■ **WHAT NEEDS TO BE DONE**: Give the count of lines in the data that include the string "nuovi", with no added remarks.

■ **RECORDS TO PROCESS**:
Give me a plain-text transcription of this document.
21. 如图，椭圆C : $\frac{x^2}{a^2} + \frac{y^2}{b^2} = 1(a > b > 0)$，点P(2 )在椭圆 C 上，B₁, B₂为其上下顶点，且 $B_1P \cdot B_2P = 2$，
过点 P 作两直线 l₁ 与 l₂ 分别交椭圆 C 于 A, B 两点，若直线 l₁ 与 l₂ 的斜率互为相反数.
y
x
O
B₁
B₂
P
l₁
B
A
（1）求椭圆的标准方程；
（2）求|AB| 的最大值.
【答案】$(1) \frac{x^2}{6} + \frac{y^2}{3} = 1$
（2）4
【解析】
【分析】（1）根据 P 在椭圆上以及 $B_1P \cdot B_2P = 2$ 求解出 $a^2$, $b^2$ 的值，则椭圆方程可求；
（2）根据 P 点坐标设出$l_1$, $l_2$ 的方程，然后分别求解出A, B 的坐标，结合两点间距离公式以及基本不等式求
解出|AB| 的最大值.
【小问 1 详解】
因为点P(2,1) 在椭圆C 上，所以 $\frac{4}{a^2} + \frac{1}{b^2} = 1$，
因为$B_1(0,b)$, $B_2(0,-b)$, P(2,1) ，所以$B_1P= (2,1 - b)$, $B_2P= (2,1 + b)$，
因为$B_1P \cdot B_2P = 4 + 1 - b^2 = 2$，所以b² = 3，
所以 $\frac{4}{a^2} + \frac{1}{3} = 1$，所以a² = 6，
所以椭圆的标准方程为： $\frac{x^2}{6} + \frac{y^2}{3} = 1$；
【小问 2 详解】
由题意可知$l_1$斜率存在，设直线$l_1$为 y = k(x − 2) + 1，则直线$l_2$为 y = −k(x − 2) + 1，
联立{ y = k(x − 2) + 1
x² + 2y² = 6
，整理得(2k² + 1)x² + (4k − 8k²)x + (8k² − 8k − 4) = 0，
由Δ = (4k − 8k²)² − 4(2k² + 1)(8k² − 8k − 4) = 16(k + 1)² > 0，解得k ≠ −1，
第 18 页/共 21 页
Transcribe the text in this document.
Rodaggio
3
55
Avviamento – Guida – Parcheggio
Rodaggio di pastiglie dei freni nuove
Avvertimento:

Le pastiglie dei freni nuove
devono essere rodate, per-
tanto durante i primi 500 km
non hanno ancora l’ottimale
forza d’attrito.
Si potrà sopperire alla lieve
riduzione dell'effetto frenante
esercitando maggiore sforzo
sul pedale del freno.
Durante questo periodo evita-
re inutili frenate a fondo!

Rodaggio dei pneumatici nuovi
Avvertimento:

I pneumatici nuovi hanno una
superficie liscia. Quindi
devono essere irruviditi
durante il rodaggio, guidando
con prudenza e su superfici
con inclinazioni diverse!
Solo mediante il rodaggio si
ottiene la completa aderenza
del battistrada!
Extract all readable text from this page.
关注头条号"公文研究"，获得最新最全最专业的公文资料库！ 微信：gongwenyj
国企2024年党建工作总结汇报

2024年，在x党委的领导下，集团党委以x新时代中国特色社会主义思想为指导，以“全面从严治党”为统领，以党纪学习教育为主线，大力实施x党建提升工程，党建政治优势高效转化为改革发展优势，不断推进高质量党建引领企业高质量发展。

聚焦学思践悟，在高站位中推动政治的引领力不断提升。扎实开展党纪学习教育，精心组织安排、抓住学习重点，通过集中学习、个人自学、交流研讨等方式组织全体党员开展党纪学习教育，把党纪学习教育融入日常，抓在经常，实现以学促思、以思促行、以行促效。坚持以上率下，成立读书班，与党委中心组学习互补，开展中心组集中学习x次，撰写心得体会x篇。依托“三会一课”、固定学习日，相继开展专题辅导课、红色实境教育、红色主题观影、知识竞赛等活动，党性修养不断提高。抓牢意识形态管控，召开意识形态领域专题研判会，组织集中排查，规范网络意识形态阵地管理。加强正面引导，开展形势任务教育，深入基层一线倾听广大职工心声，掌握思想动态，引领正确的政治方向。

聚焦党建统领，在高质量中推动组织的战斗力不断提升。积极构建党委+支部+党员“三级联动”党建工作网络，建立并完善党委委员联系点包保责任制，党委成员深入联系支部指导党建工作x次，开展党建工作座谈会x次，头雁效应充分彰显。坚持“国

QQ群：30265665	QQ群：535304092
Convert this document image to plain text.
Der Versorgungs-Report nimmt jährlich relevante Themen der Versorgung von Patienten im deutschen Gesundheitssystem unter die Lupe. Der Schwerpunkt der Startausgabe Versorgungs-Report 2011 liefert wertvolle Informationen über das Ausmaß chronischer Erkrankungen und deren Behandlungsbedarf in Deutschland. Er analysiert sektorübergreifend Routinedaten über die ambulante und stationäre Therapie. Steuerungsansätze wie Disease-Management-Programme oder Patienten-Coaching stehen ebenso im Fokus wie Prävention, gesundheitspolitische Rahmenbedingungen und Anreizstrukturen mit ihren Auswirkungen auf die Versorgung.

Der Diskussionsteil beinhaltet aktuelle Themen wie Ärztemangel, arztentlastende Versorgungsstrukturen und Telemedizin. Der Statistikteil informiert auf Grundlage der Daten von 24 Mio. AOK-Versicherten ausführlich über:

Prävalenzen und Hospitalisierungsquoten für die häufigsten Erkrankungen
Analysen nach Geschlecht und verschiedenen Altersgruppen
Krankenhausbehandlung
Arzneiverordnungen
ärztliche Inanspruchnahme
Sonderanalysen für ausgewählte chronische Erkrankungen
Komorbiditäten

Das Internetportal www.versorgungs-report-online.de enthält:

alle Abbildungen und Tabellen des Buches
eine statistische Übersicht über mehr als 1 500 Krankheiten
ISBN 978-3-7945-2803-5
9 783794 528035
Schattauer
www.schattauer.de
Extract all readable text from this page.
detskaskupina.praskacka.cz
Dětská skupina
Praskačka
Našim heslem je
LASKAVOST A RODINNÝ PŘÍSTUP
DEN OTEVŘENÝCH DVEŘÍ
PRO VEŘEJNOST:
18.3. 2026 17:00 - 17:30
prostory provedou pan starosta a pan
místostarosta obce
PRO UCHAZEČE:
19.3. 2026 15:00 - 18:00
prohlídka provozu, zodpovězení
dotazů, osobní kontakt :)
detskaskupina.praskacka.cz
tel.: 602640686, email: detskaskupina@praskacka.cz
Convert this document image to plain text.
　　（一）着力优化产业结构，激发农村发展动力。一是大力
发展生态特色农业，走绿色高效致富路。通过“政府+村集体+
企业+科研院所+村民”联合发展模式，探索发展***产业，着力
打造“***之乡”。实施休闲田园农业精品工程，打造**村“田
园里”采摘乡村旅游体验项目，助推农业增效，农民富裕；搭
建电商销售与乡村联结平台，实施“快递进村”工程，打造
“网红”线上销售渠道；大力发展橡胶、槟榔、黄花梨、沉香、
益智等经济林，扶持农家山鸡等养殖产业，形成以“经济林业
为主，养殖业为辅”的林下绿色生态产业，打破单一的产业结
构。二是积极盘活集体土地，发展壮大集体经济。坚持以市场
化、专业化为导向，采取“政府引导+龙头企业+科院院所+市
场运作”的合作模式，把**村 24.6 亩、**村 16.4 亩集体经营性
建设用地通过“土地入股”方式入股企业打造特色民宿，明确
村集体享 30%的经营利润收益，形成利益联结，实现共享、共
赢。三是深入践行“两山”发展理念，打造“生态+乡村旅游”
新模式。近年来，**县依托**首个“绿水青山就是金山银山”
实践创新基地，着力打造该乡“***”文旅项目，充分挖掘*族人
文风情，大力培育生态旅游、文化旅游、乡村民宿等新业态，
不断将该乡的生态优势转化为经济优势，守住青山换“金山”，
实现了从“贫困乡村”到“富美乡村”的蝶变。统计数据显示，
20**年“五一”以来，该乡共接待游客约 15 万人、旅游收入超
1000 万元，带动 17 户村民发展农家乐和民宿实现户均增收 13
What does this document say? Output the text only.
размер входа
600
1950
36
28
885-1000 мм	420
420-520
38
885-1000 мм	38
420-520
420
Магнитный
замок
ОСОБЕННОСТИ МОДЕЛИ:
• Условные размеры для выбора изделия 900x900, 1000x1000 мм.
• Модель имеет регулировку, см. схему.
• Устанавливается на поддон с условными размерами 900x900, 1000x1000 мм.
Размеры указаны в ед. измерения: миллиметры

■ **SOLUTION FOR THIS TASK**: 2